PROBLEM DETAILS: Could you output each line of the data that follows exactly?

[Start RECORDS PROVIDED]

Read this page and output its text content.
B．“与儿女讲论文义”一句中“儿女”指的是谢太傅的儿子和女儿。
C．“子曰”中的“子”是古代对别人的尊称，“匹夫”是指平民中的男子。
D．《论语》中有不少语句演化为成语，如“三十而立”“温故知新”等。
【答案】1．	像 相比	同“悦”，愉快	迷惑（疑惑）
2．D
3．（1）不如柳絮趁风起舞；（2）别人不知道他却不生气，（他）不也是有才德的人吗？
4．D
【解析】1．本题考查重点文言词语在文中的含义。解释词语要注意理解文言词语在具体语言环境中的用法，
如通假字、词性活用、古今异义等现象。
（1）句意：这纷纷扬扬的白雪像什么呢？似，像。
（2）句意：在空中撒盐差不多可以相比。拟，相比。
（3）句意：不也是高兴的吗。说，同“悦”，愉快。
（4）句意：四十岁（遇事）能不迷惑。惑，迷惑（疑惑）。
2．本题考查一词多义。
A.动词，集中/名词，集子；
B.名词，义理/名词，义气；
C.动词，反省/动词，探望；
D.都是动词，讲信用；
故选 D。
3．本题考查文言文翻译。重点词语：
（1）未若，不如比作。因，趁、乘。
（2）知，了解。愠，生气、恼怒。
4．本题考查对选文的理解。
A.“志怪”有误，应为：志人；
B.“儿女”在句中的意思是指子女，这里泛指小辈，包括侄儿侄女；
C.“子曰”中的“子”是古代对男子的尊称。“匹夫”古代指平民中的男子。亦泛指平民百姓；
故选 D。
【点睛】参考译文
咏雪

[End RECORDS PROVIDED]

FINAL RESULT:
Read this page and output its text content.
B．“与儿女讲论文义”一句中“儿女”指的是谢太傅的儿子和女儿。
C．“子曰”中的“子”是古代对别人的尊称，“匹夫”是指平民中的男子。
D．《论语》中有不少语句演化为成语，如“三十而立”“温故知新”等。
【答案】1．	像 相比	同“悦”，愉快	迷惑（疑惑）
2．D
3．（1）不如柳絮趁风起舞；（2）别人不知道他却不生气，（他）不也是有才德的人吗？
4．D
【解析】1．本题考查重点文言词语在文中的含义。解释词语要注意理解文言词语在具体语言环境中的用法，
如通假字、词性活用、古今异义等现象。
（1）句意：这纷纷扬扬的白雪像什么呢？似，像。
（2）句意：在空中撒盐差不多可以相比。拟，相比。
（3）句意：不也是高兴的吗。说，同“悦”，愉快。
（4）句意：四十岁（遇事）能不迷惑。惑，迷惑（疑惑）。
2．本题考查一词多义。
A.动词，集中/名词，集子；
B.名词，义理/名词，义气；
C.动词，反省/动词，探望；
D.都是动词，讲信用；
故选 D。
3．本题考查文言文翻译。重点词语：
（1）未若，不如比作。因，趁、乘。
（2）知，了解。愠，生气、恼怒。
4．本题考查对选文的理解。
A.“志怪”有误，应为：志人；
B.“儿女”在句中的意思是指子女，这里泛指小辈，包括侄儿侄女；
C.“子曰”中的“子”是古代对男子的尊称。“匹夫”古代指平民中的男子。亦泛指平民百姓；
故选 D。
【点睛】参考译文
咏雪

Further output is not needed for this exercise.